=== Exercise material ===

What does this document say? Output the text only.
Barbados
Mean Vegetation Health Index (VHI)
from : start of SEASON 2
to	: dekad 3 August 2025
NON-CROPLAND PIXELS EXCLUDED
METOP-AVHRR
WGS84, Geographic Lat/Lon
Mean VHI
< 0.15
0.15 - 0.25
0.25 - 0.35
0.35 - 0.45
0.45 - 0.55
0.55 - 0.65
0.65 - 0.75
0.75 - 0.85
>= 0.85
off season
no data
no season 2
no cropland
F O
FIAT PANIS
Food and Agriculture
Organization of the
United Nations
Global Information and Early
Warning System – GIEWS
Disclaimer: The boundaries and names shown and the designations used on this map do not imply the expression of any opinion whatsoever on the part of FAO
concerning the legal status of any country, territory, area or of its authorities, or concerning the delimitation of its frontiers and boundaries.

===
=== Exercise material ===

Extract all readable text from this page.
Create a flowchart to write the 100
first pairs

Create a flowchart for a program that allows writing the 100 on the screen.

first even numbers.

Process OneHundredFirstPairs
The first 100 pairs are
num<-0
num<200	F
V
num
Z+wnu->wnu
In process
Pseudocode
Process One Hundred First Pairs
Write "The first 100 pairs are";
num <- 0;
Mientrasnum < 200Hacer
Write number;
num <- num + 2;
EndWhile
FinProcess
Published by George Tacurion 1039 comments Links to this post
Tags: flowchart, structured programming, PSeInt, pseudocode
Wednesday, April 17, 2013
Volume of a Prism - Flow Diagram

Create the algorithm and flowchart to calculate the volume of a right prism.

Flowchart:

===

__Do this__
Pick out the lines containing the string "boundaries".

__Answer to this task__
Disclaimer: The boundaries and names shown and the designations used on this map do not imply the expression of any opinion whatsoever on the part of FAO
concerning the legal status of any country, territory, area or of its authorities, or concerning the delimitation of its frontiers and boundaries.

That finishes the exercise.